Required task:
Without the pictures, print each of the records below exactly as it appears.

+ + + + +

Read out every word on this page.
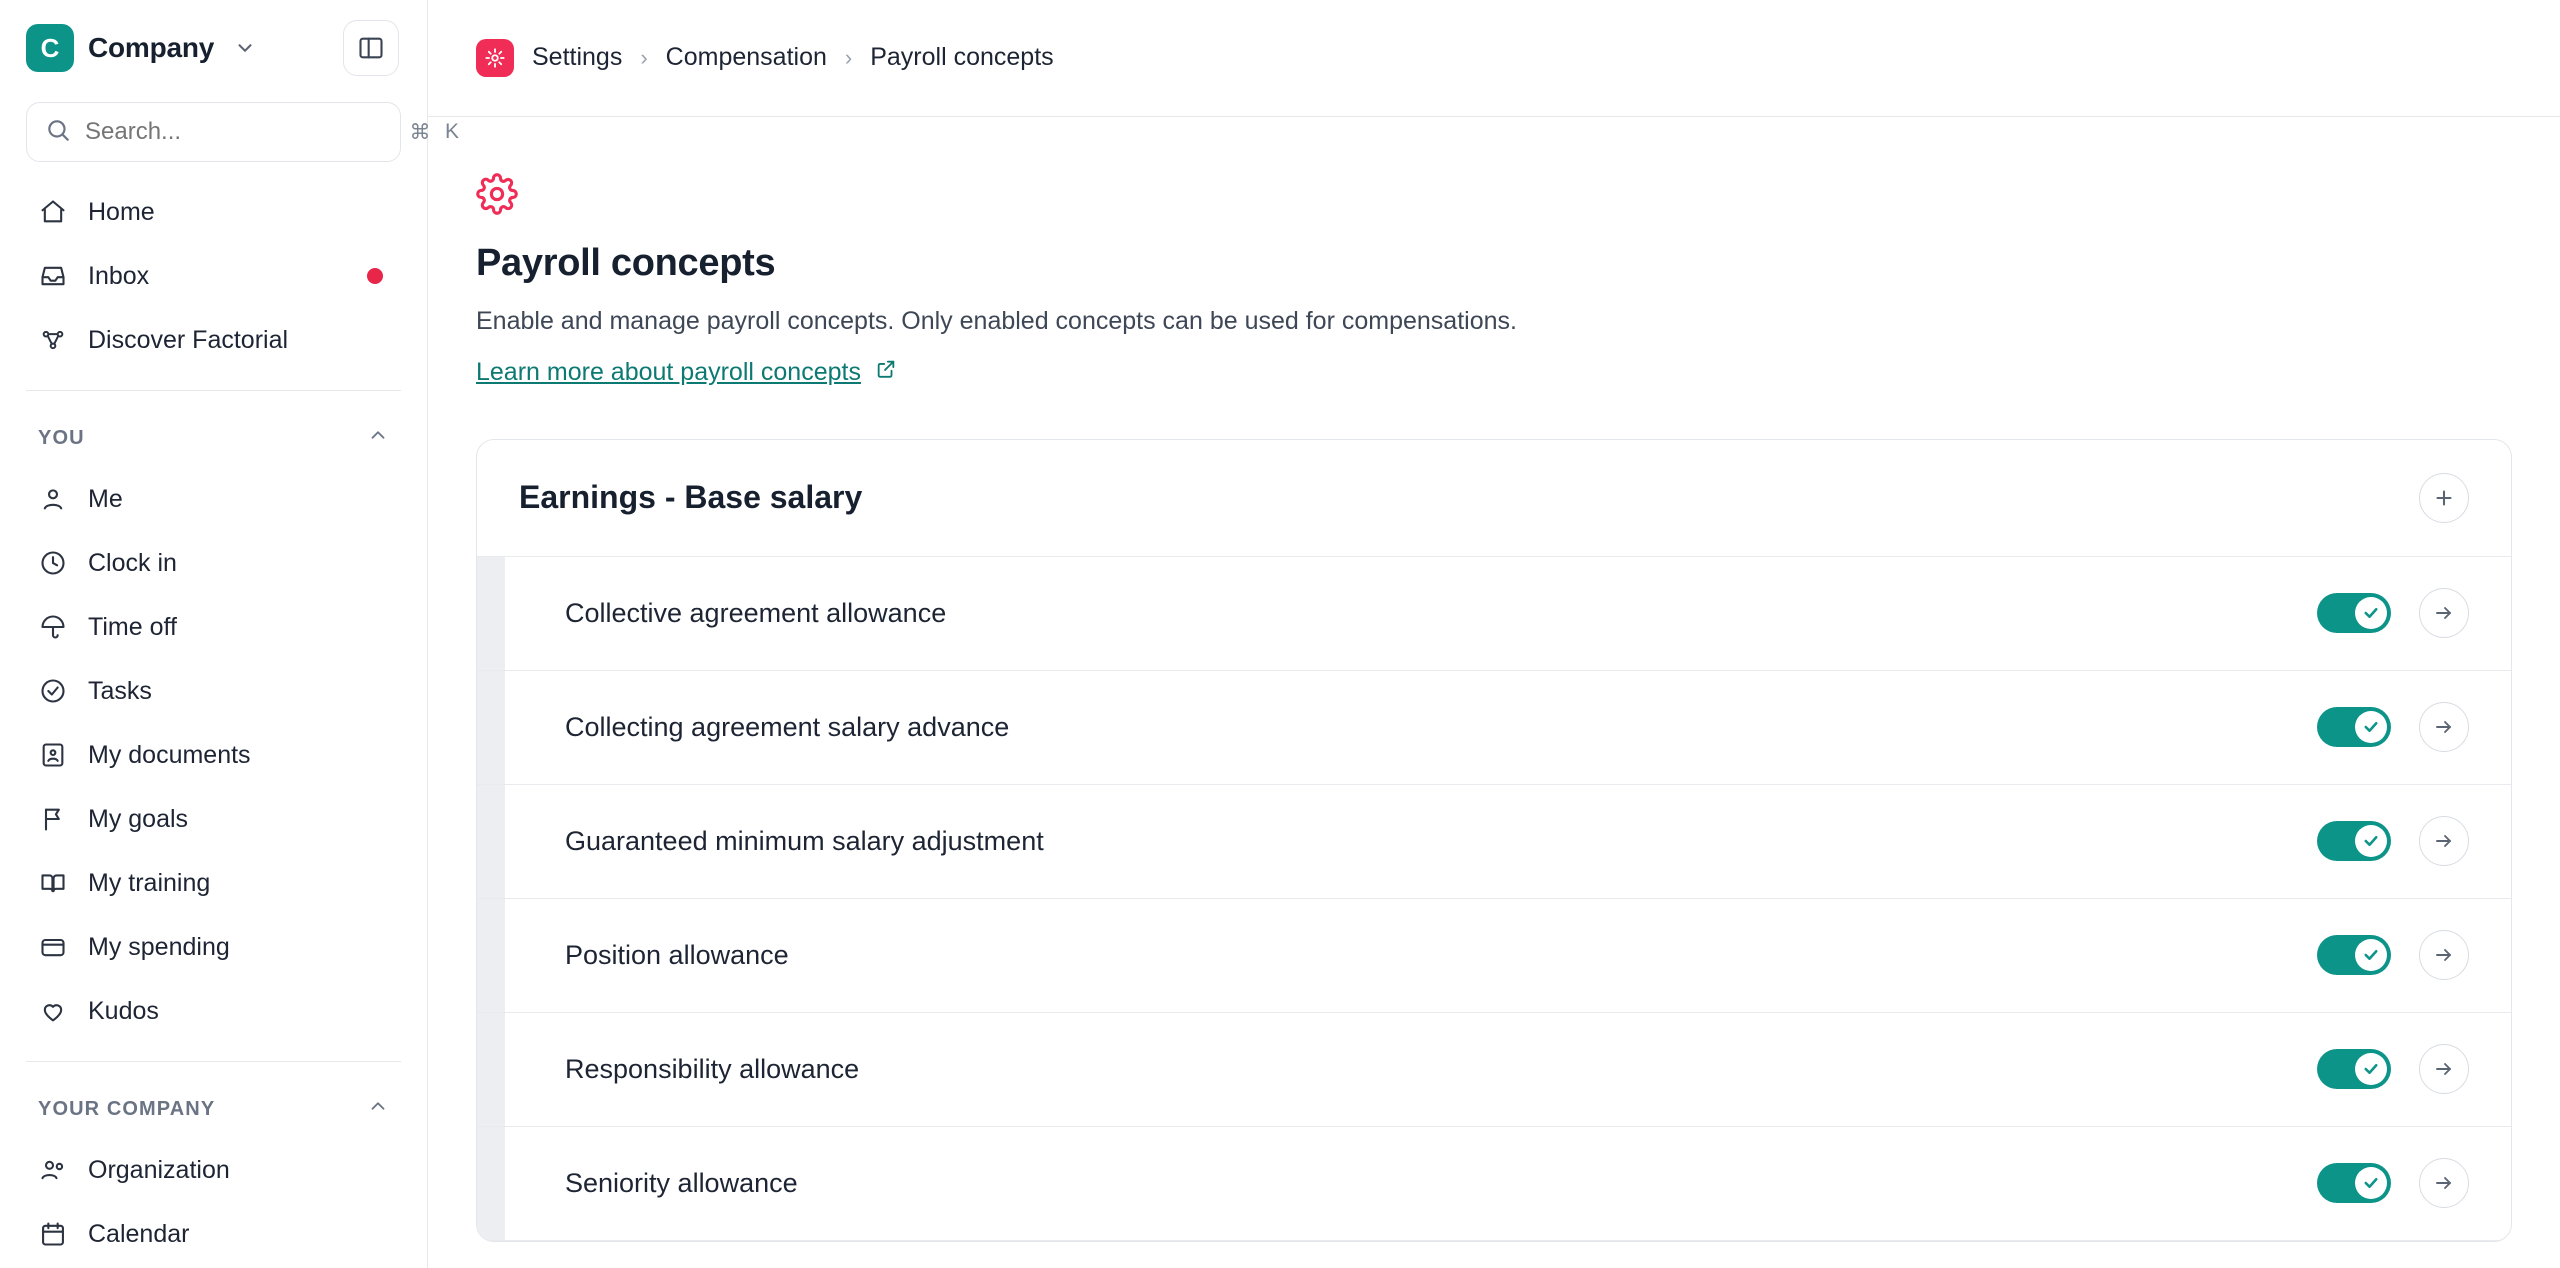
C	Company
Search...
⌘ K
Home
Inbox
Discover Factorial
YOU
Me
Clock in
Time off
Tasks
My documents
My goals
My training
My spending
Kudos
YOUR COMPANY
Organization
Calendar
Settings › Compensation › Payroll concepts
Payroll concepts

Enable and manage payroll concepts. Only enabled concepts can be used for compensations.

Learn more about payroll concepts
Earnings - Base salary
Collective agreement allowance
Collecting agreement salary advance
Guaranteed minimum salary adjustment
Position allowance
Responsibility allowance
Seniority allowance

+ + + + +

Output for this task:
Read out every word on this page.
C	Company
Search...
⌘ K
Home
Inbox
Discover Factorial
YOU
Me
Clock in
Time off
Tasks
My documents
My goals
My training
My spending
Kudos
YOUR COMPANY
Organization
Calendar
Settings › Compensation › Payroll concepts
Payroll concepts

Enable and manage payroll concepts. Only enabled concepts can be used for compensations.

Learn more about payroll concepts
Earnings - Base salary
Collective agreement allowance
Collecting agreement salary advance
Guaranteed minimum salary adjustment
Position allowance
Responsibility allowance
Seniority allowance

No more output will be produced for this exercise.